* _INSTRUCTION_:
Exactly reproduce each record listed below.

Figure collection entries:
────────────────
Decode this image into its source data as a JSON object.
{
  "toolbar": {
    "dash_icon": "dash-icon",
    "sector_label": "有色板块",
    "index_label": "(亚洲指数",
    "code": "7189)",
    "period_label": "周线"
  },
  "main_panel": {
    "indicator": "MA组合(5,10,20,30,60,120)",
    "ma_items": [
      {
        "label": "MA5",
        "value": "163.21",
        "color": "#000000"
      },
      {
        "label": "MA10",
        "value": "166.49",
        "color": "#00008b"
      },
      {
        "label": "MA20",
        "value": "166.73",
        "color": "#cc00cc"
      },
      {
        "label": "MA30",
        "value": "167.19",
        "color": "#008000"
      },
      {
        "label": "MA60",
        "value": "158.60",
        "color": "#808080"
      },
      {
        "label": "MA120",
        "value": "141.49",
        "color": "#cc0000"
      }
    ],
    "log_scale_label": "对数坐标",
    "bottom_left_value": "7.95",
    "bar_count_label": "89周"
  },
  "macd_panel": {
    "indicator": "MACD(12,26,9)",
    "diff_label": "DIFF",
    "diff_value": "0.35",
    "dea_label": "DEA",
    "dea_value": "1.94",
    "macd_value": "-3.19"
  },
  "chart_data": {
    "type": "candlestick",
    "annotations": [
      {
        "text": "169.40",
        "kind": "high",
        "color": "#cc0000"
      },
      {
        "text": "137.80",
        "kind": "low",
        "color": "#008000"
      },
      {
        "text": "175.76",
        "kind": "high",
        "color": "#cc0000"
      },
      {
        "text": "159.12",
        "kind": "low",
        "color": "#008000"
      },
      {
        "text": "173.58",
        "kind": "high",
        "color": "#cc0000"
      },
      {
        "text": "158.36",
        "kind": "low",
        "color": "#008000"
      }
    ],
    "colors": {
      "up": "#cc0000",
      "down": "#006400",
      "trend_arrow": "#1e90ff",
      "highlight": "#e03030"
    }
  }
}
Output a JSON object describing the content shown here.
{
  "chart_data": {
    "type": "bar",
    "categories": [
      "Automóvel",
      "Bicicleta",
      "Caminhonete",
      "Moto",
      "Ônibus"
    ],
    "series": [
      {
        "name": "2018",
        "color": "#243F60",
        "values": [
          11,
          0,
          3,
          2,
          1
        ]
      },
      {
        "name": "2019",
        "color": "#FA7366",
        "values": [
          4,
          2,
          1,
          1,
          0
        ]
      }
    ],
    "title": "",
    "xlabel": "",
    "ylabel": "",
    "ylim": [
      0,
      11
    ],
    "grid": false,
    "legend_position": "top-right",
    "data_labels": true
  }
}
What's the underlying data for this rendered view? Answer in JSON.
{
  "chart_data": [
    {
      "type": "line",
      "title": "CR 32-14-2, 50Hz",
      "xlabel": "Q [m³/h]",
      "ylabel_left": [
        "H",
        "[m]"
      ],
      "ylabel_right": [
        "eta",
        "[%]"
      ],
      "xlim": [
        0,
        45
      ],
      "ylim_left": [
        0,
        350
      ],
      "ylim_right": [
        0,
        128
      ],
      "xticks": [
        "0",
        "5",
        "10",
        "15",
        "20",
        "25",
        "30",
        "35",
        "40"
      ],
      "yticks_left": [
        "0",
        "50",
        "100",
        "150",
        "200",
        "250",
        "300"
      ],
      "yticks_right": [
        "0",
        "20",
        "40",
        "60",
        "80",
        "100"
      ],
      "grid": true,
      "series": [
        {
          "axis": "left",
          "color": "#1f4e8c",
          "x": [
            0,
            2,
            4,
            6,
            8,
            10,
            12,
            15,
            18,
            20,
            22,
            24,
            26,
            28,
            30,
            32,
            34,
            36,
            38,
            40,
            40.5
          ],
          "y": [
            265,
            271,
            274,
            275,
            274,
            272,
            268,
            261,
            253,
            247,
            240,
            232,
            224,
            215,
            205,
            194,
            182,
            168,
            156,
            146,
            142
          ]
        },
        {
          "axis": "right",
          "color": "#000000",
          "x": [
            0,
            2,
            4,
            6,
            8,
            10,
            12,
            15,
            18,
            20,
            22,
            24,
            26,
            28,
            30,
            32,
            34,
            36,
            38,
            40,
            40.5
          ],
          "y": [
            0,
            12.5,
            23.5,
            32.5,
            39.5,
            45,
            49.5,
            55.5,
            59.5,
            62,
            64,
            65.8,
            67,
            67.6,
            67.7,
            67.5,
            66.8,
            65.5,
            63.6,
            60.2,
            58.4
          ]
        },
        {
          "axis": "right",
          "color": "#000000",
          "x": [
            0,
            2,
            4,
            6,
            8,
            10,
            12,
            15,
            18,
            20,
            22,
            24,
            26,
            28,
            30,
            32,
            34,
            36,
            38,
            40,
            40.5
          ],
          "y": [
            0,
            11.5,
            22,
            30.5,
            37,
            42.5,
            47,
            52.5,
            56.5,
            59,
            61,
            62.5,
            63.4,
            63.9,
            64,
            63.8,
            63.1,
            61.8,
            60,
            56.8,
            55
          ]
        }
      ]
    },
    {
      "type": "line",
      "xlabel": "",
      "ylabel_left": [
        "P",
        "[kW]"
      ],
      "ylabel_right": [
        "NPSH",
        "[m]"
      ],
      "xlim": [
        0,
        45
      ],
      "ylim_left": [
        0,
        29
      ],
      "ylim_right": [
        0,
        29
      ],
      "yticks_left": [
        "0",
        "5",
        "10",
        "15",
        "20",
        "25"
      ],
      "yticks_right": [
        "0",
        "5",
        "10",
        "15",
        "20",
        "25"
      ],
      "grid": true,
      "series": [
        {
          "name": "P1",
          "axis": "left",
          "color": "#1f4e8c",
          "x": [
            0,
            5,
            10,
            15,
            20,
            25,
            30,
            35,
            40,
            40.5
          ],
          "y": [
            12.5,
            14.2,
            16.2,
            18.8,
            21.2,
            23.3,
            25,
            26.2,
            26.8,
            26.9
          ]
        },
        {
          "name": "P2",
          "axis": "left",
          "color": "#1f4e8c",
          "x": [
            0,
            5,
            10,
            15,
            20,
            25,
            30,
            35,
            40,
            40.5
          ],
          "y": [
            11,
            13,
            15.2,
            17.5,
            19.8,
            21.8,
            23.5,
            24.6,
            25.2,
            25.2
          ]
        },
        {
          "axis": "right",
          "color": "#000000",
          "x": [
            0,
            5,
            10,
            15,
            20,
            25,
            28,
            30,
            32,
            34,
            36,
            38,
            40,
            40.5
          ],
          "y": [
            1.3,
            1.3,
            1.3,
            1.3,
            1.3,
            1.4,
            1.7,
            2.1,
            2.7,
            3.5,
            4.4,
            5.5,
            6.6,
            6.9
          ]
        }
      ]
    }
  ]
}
────────────────
* _RESPONSE_:
Decode this image into its source data as a JSON object.
{
  "toolbar": {
    "dash_icon": "dash-icon",
    "sector_label": "有色板块",
    "index_label": "(亚洲指数",
    "code": "7189)",
    "period_label": "周线"
  },
  "main_panel": {
    "indicator": "MA组合(5,10,20,30,60,120)",
    "ma_items": [
      {
        "label": "MA5",
        "value": "163.21",
        "color": "#000000"
      },
      {
        "label": "MA10",
        "value": "166.49",
        "color": "#00008b"
      },
      {
        "label": "MA20",
        "value": "166.73",
        "color": "#cc00cc"
      },
      {
        "label": "MA30",
        "value": "167.19",
        "color": "#008000"
      },
      {
        "label": "MA60",
        "value": "158.60",
        "color": "#808080"
      },
      {
        "label": "MA120",
        "value": "141.49",
        "color": "#cc0000"
      }
    ],
    "log_scale_label": "对数坐标",
    "bottom_left_value": "7.95",
    "bar_count_label": "89周"
  },
  "macd_panel": {
    "indicator": "MACD(12,26,9)",
    "diff_label": "DIFF",
    "diff_value": "0.35",
    "dea_label": "DEA",
    "dea_value": "1.94",
    "macd_value": "-3.19"
  },
  "chart_data": {
    "type": "candlestick",
    "annotations": [
      {
        "text": "169.40",
        "kind": "high",
        "color": "#cc0000"
      },
      {
        "text": "137.80",
        "kind": "low",
        "color": "#008000"
      },
      {
        "text": "175.76",
        "kind": "high",
        "color": "#cc0000"
      },
      {
        "text": "159.12",
        "kind": "low",
        "color": "#008000"
      },
      {
        "text": "173.58",
        "kind": "high",
        "color": "#cc0000"
      },
      {
        "text": "158.36",
        "kind": "low",
        "color": "#008000"
      }
    ],
    "colors": {
      "up": "#cc0000",
      "down": "#006400",
      "trend_arrow": "#1e90ff",
      "highlight": "#e03030"
    }
  }
}
Output a JSON object describing the content shown here.
{
  "chart_data": {
    "type": "bar",
    "categories": [
      "Automóvel",
      "Bicicleta",
      "Caminhonete",
      "Moto",
      "Ônibus"
    ],
    "series": [
      {
        "name": "2018",
        "color": "#243F60",
        "values": [
          11,
          0,
          3,
          2,
          1
        ]
      },
      {
        "name": "2019",
        "color": "#FA7366",
        "values": [
          4,
          2,
          1,
          1,
          0
        ]
      }
    ],
    "title": "",
    "xlabel": "",
    "ylabel": "",
    "ylim": [
      0,
      11
    ],
    "grid": false,
    "legend_position": "top-right",
    "data_labels": true
  }
}
What's the underlying data for this rendered view? Answer in JSON.
{
  "chart_data": [
    {
      "type": "line",
      "title": "CR 32-14-2, 50Hz",
      "xlabel": "Q [m³/h]",
      "ylabel_left": [
        "H",
        "[m]"
      ],
      "ylabel_right": [
        "eta",
        "[%]"
      ],
      "xlim": [
        0,
        45
      ],
      "ylim_left": [
        0,
        350
      ],
      "ylim_right": [
        0,
        128
      ],
      "xticks": [
        "0",
        "5",
        "10",
        "15",
        "20",
        "25",
        "30",
        "35",
        "40"
      ],
      "yticks_left": [
        "0",
        "50",
        "100",
        "150",
        "200",
        "250",
        "300"
      ],
      "yticks_right": [
        "0",
        "20",
        "40",
        "60",
        "80",
        "100"
      ],
      "grid": true,
      "series": [
        {
          "axis": "left",
          "color": "#1f4e8c",
          "x": [
            0,
            2,
            4,
            6,
            8,
            10,
            12,
            15,
            18,
            20,
            22,
            24,
            26,
            28,
            30,
            32,
            34,
            36,
            38,
            40,
            40.5
          ],
          "y": [
            265,
            271,
            274,
            275,
            274,
            272,
            268,
            261,
            253,
            247,
            240,
            232,
            224,
            215,
            205,
            194,
            182,
            168,
            156,
            146,
            142
          ]
        },
        {
          "axis": "right",
          "color": "#000000",
          "x": [
            0,
            2,
            4,
            6,
            8,
            10,
            12,
            15,
            18,
            20,
            22,
            24,
            26,
            28,
            30,
            32,
            34,
            36,
            38,
            40,
            40.5
          ],
          "y": [
            0,
            12.5,
            23.5,
            32.5,
            39.5,
            45,
            49.5,
            55.5,
            59.5,
            62,
            64,
            65.8,
            67,
            67.6,
            67.7,
            67.5,
            66.8,
            65.5,
            63.6,
            60.2,
            58.4
          ]
        },
        {
          "axis": "right",
          "color": "#000000",
          "x": [
            0,
            2,
            4,
            6,
            8,
            10,
            12,
            15,
            18,
            20,
            22,
            24,
            26,
            28,
            30,
            32,
            34,
            36,
            38,
            40,
            40.5
          ],
          "y": [
            0,
            11.5,
            22,
            30.5,
            37,
            42.5,
            47,
            52.5,
            56.5,
            59,
            61,
            62.5,
            63.4,
            63.9,
            64,
            63.8,
            63.1,
            61.8,
            60,
            56.8,
            55
          ]
        }
      ]
    },
    {
      "type": "line",
      "xlabel": "",
      "ylabel_left": [
        "P",
        "[kW]"
      ],
      "ylabel_right": [
        "NPSH",
        "[m]"
      ],
      "xlim": [
        0,
        45
      ],
      "ylim_left": [
        0,
        29
      ],
      "ylim_right": [
        0,
        29
      ],
      "yticks_left": [
        "0",
        "5",
        "10",
        "15",
        "20",
        "25"
      ],
      "yticks_right": [
        "0",
        "5",
        "10",
        "15",
        "20",
        "25"
      ],
      "grid": true,
      "series": [
        {
          "name": "P1",
          "axis": "left",
          "color": "#1f4e8c",
          "x": [
            0,
            5,
            10,
            15,
            20,
            25,
            30,
            35,
            40,
            40.5
          ],
          "y": [
            12.5,
            14.2,
            16.2,
            18.8,
            21.2,
            23.3,
            25,
            26.2,
            26.8,
            26.9
          ]
        },
        {
          "name": "P2",
          "axis": "left",
          "color": "#1f4e8c",
          "x": [
            0,
            5,
            10,
            15,
            20,
            25,
            30,
            35,
            40,
            40.5
          ],
          "y": [
            11,
            13,
            15.2,
            17.5,
            19.8,
            21.8,
            23.5,
            24.6,
            25.2,
            25.2
          ]
        },
        {
          "axis": "right",
          "color": "#000000",
          "x": [
            0,
            5,
            10,
            15,
            20,
            25,
            28,
            30,
            32,
            34,
            36,
            38,
            40,
            40.5
          ],
          "y": [
            1.3,
            1.3,
            1.3,
            1.3,
            1.3,
            1.4,
            1.7,
            2.1,
            2.7,
            3.5,
            4.4,
            5.5,
            6.6,
            6.9
          ]
        }
      ]
    }
  ]
}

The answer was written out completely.